- **PROMPT**
Repeat every line below exactly, word for word.

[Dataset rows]
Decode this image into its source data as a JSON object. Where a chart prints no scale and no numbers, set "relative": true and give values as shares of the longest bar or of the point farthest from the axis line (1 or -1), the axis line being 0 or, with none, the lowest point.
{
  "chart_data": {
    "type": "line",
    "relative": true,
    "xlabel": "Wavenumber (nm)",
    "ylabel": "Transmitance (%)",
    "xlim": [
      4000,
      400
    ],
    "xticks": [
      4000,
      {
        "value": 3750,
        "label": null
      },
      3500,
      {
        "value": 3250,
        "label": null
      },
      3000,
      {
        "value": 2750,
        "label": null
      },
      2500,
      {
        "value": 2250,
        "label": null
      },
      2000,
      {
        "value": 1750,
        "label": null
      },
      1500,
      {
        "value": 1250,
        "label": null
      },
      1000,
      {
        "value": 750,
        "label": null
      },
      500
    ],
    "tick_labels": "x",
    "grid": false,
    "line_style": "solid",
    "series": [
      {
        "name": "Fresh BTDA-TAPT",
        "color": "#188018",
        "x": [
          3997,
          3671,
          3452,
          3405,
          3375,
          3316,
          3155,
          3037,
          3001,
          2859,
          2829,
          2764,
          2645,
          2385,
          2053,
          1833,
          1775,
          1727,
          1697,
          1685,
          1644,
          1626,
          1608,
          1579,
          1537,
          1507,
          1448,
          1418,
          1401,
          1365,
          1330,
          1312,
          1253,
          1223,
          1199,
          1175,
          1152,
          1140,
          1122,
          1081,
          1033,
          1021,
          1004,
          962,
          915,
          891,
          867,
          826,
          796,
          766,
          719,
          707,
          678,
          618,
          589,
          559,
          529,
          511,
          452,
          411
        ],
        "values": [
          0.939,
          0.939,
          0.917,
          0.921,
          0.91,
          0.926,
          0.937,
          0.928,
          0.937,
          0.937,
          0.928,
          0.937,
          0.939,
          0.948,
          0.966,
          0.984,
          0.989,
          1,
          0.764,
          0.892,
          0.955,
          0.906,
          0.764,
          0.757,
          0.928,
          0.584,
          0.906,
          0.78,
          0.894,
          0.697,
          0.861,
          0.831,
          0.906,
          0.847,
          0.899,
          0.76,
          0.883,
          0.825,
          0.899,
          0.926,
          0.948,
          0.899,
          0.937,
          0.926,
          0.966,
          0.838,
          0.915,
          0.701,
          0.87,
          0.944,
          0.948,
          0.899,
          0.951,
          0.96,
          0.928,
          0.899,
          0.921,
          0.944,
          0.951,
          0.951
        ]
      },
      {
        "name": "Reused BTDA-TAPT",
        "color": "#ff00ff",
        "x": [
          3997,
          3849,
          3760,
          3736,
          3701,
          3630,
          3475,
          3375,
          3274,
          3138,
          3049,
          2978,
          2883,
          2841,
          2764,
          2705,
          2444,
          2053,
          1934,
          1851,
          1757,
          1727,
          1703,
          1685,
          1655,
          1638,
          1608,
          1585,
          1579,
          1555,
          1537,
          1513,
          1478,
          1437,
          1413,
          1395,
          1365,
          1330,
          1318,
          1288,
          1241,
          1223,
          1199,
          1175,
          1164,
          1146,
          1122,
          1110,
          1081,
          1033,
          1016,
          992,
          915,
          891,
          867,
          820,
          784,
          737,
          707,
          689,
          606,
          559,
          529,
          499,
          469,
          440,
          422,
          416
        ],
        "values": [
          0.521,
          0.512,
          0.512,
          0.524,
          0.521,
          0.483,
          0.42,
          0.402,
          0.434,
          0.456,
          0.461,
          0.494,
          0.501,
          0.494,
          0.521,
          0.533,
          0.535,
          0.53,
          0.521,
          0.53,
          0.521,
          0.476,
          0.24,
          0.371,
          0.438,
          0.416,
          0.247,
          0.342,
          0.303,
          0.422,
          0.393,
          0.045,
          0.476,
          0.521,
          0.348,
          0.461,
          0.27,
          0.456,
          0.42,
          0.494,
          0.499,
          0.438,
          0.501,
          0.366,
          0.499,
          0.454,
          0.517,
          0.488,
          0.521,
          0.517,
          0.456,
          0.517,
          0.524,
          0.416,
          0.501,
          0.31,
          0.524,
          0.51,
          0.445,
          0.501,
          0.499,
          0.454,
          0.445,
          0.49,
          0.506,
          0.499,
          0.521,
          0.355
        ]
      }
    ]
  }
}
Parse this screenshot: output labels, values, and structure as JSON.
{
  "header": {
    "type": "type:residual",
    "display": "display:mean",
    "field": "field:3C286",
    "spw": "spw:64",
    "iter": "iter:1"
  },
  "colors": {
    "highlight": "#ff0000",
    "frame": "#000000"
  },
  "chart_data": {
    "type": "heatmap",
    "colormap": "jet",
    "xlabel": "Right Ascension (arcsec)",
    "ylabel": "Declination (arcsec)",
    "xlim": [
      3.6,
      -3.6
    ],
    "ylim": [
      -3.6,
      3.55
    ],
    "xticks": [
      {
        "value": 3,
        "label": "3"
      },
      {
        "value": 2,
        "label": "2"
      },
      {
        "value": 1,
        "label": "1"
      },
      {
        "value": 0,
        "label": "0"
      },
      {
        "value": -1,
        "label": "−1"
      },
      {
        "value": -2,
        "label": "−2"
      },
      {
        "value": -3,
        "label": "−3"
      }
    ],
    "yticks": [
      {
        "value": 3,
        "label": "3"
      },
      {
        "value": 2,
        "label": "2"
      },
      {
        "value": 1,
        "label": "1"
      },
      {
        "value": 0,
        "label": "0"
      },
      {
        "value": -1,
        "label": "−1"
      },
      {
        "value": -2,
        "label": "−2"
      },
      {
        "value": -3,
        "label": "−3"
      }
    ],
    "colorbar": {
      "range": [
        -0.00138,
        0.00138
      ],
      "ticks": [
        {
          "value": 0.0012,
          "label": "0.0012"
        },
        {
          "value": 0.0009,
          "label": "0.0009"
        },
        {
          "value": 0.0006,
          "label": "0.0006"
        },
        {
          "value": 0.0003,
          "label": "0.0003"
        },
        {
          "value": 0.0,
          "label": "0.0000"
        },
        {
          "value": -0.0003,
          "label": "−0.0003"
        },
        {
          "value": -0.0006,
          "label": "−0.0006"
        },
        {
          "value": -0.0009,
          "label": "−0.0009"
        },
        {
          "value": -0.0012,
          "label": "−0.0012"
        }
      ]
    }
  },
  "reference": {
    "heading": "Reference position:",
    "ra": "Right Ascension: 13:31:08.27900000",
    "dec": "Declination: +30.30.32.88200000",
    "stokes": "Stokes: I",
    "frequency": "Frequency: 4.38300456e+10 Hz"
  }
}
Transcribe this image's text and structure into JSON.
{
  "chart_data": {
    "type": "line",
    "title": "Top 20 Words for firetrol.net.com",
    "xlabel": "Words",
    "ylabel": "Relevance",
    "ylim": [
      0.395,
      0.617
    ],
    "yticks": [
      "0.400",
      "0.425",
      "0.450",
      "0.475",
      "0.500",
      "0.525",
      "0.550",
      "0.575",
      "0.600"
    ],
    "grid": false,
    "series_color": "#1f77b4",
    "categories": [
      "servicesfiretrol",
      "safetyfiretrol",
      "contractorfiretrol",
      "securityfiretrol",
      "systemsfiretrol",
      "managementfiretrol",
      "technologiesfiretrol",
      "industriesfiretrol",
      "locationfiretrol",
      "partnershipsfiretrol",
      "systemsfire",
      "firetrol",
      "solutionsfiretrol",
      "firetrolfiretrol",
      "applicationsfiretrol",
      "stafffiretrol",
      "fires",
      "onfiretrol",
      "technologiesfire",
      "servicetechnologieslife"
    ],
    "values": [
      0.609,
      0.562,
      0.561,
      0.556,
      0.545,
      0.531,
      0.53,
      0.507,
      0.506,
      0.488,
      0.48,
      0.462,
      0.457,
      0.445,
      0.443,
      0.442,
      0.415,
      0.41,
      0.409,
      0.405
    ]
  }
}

- **SOLUTION TO THIS EXERCISE**
Decode this image into its source data as a JSON object. Where a chart prints no scale and no numbers, set "relative": true and give values as shares of the longest bar or of the point farthest from the axis line (1 or -1), the axis line being 0 or, with none, the lowest point.
{
  "chart_data": {
    "type": "line",
    "relative": true,
    "xlabel": "Wavenumber (nm)",
    "ylabel": "Transmitance (%)",
    "xlim": [
      4000,
      400
    ],
    "xticks": [
      4000,
      {
        "value": 3750,
        "label": null
      },
      3500,
      {
        "value": 3250,
        "label": null
      },
      3000,
      {
        "value": 2750,
        "label": null
      },
      2500,
      {
        "value": 2250,
        "label": null
      },
      2000,
      {
        "value": 1750,
        "label": null
      },
      1500,
      {
        "value": 1250,
        "label": null
      },
      1000,
      {
        "value": 750,
        "label": null
      },
      500
    ],
    "tick_labels": "x",
    "grid": false,
    "line_style": "solid",
    "series": [
      {
        "name": "Fresh BTDA-TAPT",
        "color": "#188018",
        "x": [
          3997,
          3671,
          3452,
          3405,
          3375,
          3316,
          3155,
          3037,
          3001,
          2859,
          2829,
          2764,
          2645,
          2385,
          2053,
          1833,
          1775,
          1727,
          1697,
          1685,
          1644,
          1626,
          1608,
          1579,
          1537,
          1507,
          1448,
          1418,
          1401,
          1365,
          1330,
          1312,
          1253,
          1223,
          1199,
          1175,
          1152,
          1140,
          1122,
          1081,
          1033,
          1021,
          1004,
          962,
          915,
          891,
          867,
          826,
          796,
          766,
          719,
          707,
          678,
          618,
          589,
          559,
          529,
          511,
          452,
          411
        ],
        "values": [
          0.939,
          0.939,
          0.917,
          0.921,
          0.91,
          0.926,
          0.937,
          0.928,
          0.937,
          0.937,
          0.928,
          0.937,
          0.939,
          0.948,
          0.966,
          0.984,
          0.989,
          1,
          0.764,
          0.892,
          0.955,
          0.906,
          0.764,
          0.757,
          0.928,
          0.584,
          0.906,
          0.78,
          0.894,
          0.697,
          0.861,
          0.831,
          0.906,
          0.847,
          0.899,
          0.76,
          0.883,
          0.825,
          0.899,
          0.926,
          0.948,
          0.899,
          0.937,
          0.926,
          0.966,
          0.838,
          0.915,
          0.701,
          0.87,
          0.944,
          0.948,
          0.899,
          0.951,
          0.96,
          0.928,
          0.899,
          0.921,
          0.944,
          0.951,
          0.951
        ]
      },
      {
        "name": "Reused BTDA-TAPT",
        "color": "#ff00ff",
        "x": [
          3997,
          3849,
          3760,
          3736,
          3701,
          3630,
          3475,
          3375,
          3274,
          3138,
          3049,
          2978,
          2883,
          2841,
          2764,
          2705,
          2444,
          2053,
          1934,
          1851,
          1757,
          1727,
          1703,
          1685,
          1655,
          1638,
          1608,
          1585,
          1579,
          1555,
          1537,
          1513,
          1478,
          1437,
          1413,
          1395,
          1365,
          1330,
          1318,
          1288,
          1241,
          1223,
          1199,
          1175,
          1164,
          1146,
          1122,
          1110,
          1081,
          1033,
          1016,
          992,
          915,
          891,
          867,
          820,
          784,
          737,
          707,
          689,
          606,
          559,
          529,
          499,
          469,
          440,
          422,
          416
        ],
        "values": [
          0.521,
          0.512,
          0.512,
          0.524,
          0.521,
          0.483,
          0.42,
          0.402,
          0.434,
          0.456,
          0.461,
          0.494,
          0.501,
          0.494,
          0.521,
          0.533,
          0.535,
          0.53,
          0.521,
          0.53,
          0.521,
          0.476,
          0.24,
          0.371,
          0.438,
          0.416,
          0.247,
          0.342,
          0.303,
          0.422,
          0.393,
          0.045,
          0.476,
          0.521,
          0.348,
          0.461,
          0.27,
          0.456,
          0.42,
          0.494,
          0.499,
          0.438,
          0.501,
          0.366,
          0.499,
          0.454,
          0.517,
          0.488,
          0.521,
          0.517,
          0.456,
          0.517,
          0.524,
          0.416,
          0.501,
          0.31,
          0.524,
          0.51,
          0.445,
          0.501,
          0.499,
          0.454,
          0.445,
          0.49,
          0.506,
          0.499,
          0.521,
          0.355
        ]
      }
    ]
  }
}
Parse this screenshot: output labels, values, and structure as JSON.
{
  "header": {
    "type": "type:residual",
    "display": "display:mean",
    "field": "field:3C286",
    "spw": "spw:64",
    "iter": "iter:1"
  },
  "colors": {
    "highlight": "#ff0000",
    "frame": "#000000"
  },
  "chart_data": {
    "type": "heatmap",
    "colormap": "jet",
    "xlabel": "Right Ascension (arcsec)",
    "ylabel": "Declination (arcsec)",
    "xlim": [
      3.6,
      -3.6
    ],
    "ylim": [
      -3.6,
      3.55
    ],
    "xticks": [
      {
        "value": 3,
        "label": "3"
      },
      {
        "value": 2,
        "label": "2"
      },
      {
        "value": 1,
        "label": "1"
      },
      {
        "value": 0,
        "label": "0"
      },
      {
        "value": -1,
        "label": "−1"
      },
      {
        "value": -2,
        "label": "−2"
      },
      {
        "value": -3,
        "label": "−3"
      }
    ],
    "yticks": [
      {
        "value": 3,
        "label": "3"
      },
      {
        "value": 2,
        "label": "2"
      },
      {
        "value": 1,
        "label": "1"
      },
      {
        "value": 0,
        "label": "0"
      },
      {
        "value": -1,
        "label": "−1"
      },
      {
        "value": -2,
        "label": "−2"
      },
      {
        "value": -3,
        "label": "−3"
      }
    ],
    "colorbar": {
      "range": [
        -0.00138,
        0.00138
      ],
      "ticks": [
        {
          "value": 0.0012,
          "label": "0.0012"
        },
        {
          "value": 0.0009,
          "label": "0.0009"
        },
        {
          "value": 0.0006,
          "label": "0.0006"
        },
        {
          "value": 0.0003,
          "label": "0.0003"
        },
        {
          "value": 0.0,
          "label": "0.0000"
        },
        {
          "value": -0.0003,
          "label": "−0.0003"
        },
        {
          "value": -0.0006,
          "label": "−0.0006"
        },
        {
          "value": -0.0009,
          "label": "−0.0009"
        },
        {
          "value": -0.0012,
          "label": "−0.0012"
        }
      ]
    }
  },
  "reference": {
    "heading": "Reference position:",
    "ra": "Right Ascension: 13:31:08.27900000",
    "dec": "Declination: +30.30.32.88200000",
    "stokes": "Stokes: I",
    "frequency": "Frequency: 4.38300456e+10 Hz"
  }
}
Transcribe this image's text and structure into JSON.
{
  "chart_data": {
    "type": "line",
    "title": "Top 20 Words for firetrol.net.com",
    "xlabel": "Words",
    "ylabel": "Relevance",
    "ylim": [
      0.395,
      0.617
    ],
    "yticks": [
      "0.400",
      "0.425",
      "0.450",
      "0.475",
      "0.500",
      "0.525",
      "0.550",
      "0.575",
      "0.600"
    ],
    "grid": false,
    "series_color": "#1f77b4",
    "categories": [
      "servicesfiretrol",
      "safetyfiretrol",
      "contractorfiretrol",
      "securityfiretrol",
      "systemsfiretrol",
      "managementfiretrol",
      "technologiesfiretrol",
      "industriesfiretrol",
      "locationfiretrol",
      "partnershipsfiretrol",
      "systemsfire",
      "firetrol",
      "solutionsfiretrol",
      "firetrolfiretrol",
      "applicationsfiretrol",
      "stafffiretrol",
      "fires",
      "onfiretrol",
      "technologiesfire",
      "servicetechnologieslife"
    ],
    "values": [
      0.609,
      0.562,
      0.561,
      0.556,
      0.545,
      0.531,
      0.53,
      0.507,
      0.506,
      0.488,
      0.48,
      0.462,
      0.457,
      0.445,
      0.443,
      0.442,
      0.415,
      0.41,
      0.409,
      0.405
    ]
  }
}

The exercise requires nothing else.